• _Instructions_:
1. List every reason the Northern Ireland article gives for calling the province an excellent place to go on holiday.
2. Answer these questions from the Northern Ireland article, giving each answer the same letter as its question:
(a) When did the present troubles break out?
(b) How many people were murdered at Sean Graham's betting shop?
(c) What is the population of Northern Ireland?
3. According to the Northern Ireland article, why was the attack on Sean Graham's betting shop carried out?
----- Quoted passage
A nice place to visit…

National Review, March 16, 1992 by Andrew Gimson

NORTHERN Ireland is an excellent place to go on holiday. The people are some of the staunchest and most civil in the world. Much of the coastline is miraculously beautiful. Above all, there aren't many tourists.

Except potilical tourists, who put the others off by sending home tales of barbarism. The political sector of the industry has flourished since the late Sixties, when the present troubles broke out. It declined in the first half of the Eighties (when the number of deaths from terrorism fell to a quarter of the level of a decade before), but has since revived.

Special events are arranged for political tourists. On the night I arrived in Belfast, there was a controlled explosions outside my hotel, a scruffy establishment near Queen's University called the York, in order to prevent a four-hundred-pound IRA bomb from going off.

The following morning I walked round the corner to Sean Graham's betting shop in the Ormeau Road. It was shut. A pile of half-wilted flowers lay on the pavement outside, in memory of five Roman Catholic civilians who were murdered when two Protestant gunmen walked in. A wounded survivor sais: "It was like a butcher's shop in there. There was blood everywhere. They just came in and opened up on everybody."

This atrocity was committed in revenge for the massacre by teh IRA of eight Protestant workmen in County Tyrone the previous month. There have been over thirty deaths from terrorism this year, worse than in any equivalent period since 1976. It is worth bearing in mind that the population of Northern Ireland is only 1.5 million.
----------
----- Exercise data
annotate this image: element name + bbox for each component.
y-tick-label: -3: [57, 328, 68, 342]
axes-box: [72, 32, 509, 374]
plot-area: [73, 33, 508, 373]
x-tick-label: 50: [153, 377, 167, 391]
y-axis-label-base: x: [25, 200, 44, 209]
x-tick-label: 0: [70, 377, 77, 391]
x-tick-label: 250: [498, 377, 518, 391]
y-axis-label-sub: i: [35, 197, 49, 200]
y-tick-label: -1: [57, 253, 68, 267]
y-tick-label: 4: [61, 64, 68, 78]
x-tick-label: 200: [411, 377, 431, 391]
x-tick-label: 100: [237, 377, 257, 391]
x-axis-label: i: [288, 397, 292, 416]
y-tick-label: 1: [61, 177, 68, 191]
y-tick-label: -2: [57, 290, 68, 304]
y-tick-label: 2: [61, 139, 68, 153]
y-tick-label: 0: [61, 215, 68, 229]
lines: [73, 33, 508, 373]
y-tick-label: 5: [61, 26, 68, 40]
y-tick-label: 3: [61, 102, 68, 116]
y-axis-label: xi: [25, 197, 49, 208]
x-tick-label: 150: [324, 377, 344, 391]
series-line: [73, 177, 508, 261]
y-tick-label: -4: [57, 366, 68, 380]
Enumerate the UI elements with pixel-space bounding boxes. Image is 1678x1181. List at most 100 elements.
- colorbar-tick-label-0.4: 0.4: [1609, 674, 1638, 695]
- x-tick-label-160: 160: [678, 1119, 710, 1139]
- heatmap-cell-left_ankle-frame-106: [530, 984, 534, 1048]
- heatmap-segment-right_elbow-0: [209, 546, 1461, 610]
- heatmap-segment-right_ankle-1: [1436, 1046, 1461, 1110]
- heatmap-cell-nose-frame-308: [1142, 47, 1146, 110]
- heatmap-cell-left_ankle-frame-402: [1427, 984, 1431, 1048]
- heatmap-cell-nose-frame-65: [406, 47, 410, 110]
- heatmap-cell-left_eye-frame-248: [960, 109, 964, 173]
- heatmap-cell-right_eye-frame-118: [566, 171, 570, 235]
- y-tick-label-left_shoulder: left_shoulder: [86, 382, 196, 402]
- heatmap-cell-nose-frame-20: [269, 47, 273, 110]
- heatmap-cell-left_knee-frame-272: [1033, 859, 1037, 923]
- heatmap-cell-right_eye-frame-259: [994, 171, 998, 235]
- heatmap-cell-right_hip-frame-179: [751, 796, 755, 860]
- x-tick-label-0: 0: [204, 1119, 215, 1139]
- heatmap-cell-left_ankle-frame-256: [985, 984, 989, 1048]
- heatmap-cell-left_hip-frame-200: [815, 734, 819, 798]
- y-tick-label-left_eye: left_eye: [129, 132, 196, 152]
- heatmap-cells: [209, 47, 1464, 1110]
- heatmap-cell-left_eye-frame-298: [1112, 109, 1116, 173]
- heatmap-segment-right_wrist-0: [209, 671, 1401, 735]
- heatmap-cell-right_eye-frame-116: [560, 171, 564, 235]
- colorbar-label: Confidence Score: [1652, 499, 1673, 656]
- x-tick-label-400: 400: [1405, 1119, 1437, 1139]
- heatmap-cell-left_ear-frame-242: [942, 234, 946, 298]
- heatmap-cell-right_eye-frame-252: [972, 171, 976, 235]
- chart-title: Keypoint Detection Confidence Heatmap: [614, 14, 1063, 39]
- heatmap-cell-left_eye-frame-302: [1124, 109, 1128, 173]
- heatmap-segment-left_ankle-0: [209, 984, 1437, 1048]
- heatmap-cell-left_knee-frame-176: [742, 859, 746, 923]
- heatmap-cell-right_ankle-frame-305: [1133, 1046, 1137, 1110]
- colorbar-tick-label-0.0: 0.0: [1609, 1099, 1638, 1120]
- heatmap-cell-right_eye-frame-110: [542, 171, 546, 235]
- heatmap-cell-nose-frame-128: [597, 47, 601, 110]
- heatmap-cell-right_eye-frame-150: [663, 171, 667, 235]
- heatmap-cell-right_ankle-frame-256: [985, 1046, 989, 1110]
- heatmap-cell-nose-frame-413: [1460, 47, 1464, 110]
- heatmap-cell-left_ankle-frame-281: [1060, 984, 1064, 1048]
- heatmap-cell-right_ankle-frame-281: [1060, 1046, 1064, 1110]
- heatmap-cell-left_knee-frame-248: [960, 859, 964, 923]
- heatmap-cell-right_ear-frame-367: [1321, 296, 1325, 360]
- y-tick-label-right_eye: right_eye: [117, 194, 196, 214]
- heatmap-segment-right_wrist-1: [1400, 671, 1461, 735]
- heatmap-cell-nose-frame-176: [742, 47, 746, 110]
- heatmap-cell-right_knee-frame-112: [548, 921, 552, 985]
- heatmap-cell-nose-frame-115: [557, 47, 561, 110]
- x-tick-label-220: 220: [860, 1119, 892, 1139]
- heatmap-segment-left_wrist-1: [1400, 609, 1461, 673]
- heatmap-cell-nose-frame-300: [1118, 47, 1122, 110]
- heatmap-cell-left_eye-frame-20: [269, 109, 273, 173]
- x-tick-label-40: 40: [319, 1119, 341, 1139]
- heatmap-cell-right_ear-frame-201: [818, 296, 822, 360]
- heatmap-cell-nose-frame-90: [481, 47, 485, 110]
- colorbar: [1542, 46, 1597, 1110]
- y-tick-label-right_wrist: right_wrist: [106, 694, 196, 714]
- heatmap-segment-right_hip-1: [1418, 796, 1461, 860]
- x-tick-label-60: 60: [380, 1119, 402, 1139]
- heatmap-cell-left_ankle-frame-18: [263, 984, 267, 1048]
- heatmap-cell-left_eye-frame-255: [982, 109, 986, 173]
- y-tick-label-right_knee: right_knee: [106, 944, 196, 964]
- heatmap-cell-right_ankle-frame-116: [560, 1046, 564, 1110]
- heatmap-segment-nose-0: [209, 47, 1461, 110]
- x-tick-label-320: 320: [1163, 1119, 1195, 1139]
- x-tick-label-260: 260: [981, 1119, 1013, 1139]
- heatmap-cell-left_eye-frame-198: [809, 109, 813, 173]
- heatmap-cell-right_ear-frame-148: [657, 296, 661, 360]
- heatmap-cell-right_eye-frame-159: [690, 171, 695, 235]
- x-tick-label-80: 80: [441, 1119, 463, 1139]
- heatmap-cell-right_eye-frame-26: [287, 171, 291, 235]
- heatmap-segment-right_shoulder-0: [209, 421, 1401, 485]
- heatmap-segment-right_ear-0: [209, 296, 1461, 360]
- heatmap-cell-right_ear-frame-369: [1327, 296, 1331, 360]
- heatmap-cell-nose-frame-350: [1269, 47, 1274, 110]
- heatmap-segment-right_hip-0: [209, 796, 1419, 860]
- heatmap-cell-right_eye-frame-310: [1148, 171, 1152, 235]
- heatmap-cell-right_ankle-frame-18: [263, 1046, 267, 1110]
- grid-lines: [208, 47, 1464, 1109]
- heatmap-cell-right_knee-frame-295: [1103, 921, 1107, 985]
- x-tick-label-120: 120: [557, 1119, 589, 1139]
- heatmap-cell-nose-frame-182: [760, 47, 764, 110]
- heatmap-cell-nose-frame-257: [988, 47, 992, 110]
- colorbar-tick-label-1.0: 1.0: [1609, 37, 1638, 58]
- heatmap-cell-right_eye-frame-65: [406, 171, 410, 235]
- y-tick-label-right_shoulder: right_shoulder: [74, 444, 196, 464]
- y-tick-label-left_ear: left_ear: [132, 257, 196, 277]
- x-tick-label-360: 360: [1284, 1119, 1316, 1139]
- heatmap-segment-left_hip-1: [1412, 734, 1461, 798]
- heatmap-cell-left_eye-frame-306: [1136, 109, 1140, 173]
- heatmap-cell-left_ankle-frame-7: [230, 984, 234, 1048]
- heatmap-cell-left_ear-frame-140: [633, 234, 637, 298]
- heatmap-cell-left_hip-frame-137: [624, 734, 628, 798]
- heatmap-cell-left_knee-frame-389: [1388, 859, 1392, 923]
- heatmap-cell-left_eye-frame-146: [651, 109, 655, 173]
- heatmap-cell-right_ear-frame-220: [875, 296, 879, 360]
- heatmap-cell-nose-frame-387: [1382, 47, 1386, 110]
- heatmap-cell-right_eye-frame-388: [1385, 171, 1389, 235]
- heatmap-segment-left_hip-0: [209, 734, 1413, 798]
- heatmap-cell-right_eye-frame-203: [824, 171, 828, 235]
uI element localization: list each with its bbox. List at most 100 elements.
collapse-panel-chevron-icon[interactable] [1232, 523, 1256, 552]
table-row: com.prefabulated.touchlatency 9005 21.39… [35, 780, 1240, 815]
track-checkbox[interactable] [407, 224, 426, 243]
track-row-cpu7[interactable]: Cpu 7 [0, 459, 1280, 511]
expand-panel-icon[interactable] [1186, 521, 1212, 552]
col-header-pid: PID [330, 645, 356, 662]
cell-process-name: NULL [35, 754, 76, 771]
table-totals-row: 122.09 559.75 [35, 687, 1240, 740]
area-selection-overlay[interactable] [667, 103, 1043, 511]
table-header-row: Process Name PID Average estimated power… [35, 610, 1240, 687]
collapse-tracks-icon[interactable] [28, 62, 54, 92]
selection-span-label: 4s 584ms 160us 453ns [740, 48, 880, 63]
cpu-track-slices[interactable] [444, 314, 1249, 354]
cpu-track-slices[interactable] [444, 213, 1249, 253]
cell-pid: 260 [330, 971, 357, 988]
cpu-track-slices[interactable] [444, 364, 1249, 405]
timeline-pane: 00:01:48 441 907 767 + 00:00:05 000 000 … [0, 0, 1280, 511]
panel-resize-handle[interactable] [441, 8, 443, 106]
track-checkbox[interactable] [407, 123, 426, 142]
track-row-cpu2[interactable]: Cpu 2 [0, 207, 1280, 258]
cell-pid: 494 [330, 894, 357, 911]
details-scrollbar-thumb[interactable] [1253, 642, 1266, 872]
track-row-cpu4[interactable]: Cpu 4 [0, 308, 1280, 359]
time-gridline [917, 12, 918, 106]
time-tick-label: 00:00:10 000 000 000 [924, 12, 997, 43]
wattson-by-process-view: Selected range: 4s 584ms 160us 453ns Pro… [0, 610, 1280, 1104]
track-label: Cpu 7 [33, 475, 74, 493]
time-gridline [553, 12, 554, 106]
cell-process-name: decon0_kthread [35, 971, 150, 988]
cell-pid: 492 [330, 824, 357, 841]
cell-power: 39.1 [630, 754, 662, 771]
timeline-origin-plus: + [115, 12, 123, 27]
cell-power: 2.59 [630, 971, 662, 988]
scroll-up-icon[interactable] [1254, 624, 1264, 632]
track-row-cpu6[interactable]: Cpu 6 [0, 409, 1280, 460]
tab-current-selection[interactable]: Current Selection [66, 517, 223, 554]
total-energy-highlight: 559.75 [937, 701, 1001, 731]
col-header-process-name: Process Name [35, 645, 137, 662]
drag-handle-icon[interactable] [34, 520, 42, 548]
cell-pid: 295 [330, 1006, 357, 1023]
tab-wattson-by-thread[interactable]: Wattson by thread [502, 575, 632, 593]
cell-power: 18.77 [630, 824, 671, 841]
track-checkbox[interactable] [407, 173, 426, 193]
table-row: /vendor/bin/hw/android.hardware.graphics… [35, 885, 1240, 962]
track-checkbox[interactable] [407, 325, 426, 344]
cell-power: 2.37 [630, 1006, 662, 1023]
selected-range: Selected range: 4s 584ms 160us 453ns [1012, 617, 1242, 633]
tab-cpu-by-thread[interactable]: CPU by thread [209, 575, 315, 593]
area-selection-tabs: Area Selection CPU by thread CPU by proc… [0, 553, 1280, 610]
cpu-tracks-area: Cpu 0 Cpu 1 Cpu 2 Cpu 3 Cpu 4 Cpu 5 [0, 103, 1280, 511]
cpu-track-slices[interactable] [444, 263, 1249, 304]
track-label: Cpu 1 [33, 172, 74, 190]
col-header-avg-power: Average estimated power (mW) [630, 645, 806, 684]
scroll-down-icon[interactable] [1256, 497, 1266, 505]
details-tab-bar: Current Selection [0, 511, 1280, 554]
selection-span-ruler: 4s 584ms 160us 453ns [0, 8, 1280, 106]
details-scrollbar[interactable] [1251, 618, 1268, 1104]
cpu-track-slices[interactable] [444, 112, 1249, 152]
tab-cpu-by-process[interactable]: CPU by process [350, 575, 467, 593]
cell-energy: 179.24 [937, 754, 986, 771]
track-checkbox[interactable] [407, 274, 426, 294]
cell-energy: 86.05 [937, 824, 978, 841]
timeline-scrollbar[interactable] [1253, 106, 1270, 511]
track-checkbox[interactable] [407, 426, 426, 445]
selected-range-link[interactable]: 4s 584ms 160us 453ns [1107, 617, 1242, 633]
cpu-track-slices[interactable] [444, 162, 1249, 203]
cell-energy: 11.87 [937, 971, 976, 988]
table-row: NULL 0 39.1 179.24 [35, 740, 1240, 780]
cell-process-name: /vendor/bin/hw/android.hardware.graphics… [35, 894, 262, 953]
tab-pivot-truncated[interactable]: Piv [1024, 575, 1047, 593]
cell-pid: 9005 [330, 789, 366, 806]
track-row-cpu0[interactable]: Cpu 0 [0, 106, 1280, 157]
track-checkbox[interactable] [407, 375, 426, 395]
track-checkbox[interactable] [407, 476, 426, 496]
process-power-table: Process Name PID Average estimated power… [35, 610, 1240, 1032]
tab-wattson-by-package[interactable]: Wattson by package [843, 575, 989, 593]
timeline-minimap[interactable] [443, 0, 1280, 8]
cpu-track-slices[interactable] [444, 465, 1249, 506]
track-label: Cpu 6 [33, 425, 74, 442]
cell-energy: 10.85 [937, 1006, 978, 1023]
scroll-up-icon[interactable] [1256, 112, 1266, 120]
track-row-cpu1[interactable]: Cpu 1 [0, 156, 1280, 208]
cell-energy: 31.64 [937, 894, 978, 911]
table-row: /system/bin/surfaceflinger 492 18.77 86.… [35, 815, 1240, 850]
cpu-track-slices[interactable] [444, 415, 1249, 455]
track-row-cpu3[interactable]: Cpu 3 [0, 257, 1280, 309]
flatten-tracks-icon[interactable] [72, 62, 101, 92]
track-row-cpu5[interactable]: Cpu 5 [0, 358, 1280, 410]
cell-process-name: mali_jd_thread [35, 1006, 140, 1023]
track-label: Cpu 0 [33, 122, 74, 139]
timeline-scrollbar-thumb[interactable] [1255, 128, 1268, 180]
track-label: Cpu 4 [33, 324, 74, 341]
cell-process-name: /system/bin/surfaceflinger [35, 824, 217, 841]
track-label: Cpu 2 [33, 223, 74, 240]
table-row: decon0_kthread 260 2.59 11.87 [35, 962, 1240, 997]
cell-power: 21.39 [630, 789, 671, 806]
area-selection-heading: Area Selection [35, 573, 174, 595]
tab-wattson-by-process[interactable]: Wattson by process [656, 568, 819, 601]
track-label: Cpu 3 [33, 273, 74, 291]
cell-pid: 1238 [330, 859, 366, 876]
----------
• _Solved tasks_:
1.
- The people are some of the staunchest and most civil in the world.
- Much of the coastline is miraculously beautiful.
- There aren't many tourists.

2.
(a) In the late Sixties.
(b) Five Roman Catholic civilians.
(c) Only 1.5 million.

3. It was committed in revenge for the IRA's massacre of eight Protestant workmen in County Tyrone the previous month.